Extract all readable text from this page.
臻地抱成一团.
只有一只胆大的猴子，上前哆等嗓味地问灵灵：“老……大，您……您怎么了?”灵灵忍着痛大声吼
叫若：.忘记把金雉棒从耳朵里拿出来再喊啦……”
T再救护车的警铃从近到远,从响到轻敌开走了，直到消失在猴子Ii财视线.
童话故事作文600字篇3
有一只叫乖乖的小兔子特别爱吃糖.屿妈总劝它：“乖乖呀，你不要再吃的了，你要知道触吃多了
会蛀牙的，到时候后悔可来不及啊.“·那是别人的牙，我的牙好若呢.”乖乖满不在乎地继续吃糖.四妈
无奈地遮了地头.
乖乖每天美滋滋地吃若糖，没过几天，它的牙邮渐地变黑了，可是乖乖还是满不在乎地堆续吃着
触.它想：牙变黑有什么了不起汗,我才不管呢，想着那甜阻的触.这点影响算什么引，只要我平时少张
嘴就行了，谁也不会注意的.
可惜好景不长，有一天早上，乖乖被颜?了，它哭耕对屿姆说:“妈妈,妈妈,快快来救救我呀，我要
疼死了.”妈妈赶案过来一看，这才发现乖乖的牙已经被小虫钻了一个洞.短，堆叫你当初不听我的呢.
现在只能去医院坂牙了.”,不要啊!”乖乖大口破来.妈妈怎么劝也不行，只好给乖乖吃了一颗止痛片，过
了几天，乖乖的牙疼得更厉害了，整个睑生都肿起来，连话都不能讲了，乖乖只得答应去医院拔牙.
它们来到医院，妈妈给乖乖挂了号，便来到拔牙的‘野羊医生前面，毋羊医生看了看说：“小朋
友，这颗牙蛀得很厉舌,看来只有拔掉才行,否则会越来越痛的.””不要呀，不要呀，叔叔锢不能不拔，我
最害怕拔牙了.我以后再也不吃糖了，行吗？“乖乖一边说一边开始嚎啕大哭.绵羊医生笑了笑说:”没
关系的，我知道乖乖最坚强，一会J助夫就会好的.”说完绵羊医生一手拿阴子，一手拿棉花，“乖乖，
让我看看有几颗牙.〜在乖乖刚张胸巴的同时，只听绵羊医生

**PROBLEM STATEMENT**
Retype the records above exactly.

**EXERCISE SOLUTION**
Extract all readable text from this page.
臻地抱成一团.
只有一只胆大的猴子，上前哆等嗓味地问灵灵：“老……大，您……您怎么了?”灵灵忍着痛大声吼
叫若：.忘记把金雉棒从耳朵里拿出来再喊啦……”
T再救护车的警铃从近到远,从响到轻敌开走了，直到消失在猴子Ii财视线.
童话故事作文600字篇3
有一只叫乖乖的小兔子特别爱吃糖.屿妈总劝它：“乖乖呀，你不要再吃的了，你要知道触吃多了
会蛀牙的，到时候后悔可来不及啊.“·那是别人的牙，我的牙好若呢.”乖乖满不在乎地继续吃糖.四妈
无奈地遮了地头.
乖乖每天美滋滋地吃若糖，没过几天，它的牙邮渐地变黑了，可是乖乖还是满不在乎地堆续吃着
触.它想：牙变黑有什么了不起汗,我才不管呢，想着那甜阻的触.这点影响算什么引，只要我平时少张
嘴就行了，谁也不会注意的.
可惜好景不长，有一天早上，乖乖被颜?了，它哭耕对屿姆说:“妈妈,妈妈,快快来救救我呀，我要
疼死了.”妈妈赶案过来一看，这才发现乖乖的牙已经被小虫钻了一个洞.短，堆叫你当初不听我的呢.
现在只能去医院坂牙了.”,不要啊!”乖乖大口破来.妈妈怎么劝也不行，只好给乖乖吃了一颗止痛片，过
了几天，乖乖的牙疼得更厉害了，整个睑生都肿起来，连话都不能讲了，乖乖只得答应去医院拔牙.
它们来到医院，妈妈给乖乖挂了号，便来到拔牙的‘野羊医生前面，毋羊医生看了看说：“小朋
友，这颗牙蛀得很厉舌,看来只有拔掉才行,否则会越来越痛的.””不要呀，不要呀，叔叔锢不能不拔，我
最害怕拔牙了.我以后再也不吃糖了，行吗？“乖乖一边说一边开始嚎啕大哭.绵羊医生笑了笑说:”没
关系的，我知道乖乖最坚强，一会J助夫就会好的.”说完绵羊医生一手拿阴子，一手拿棉花，“乖乖，
让我看看有几颗牙.〜在乖乖刚张胸巴的同时，只听绵羊医生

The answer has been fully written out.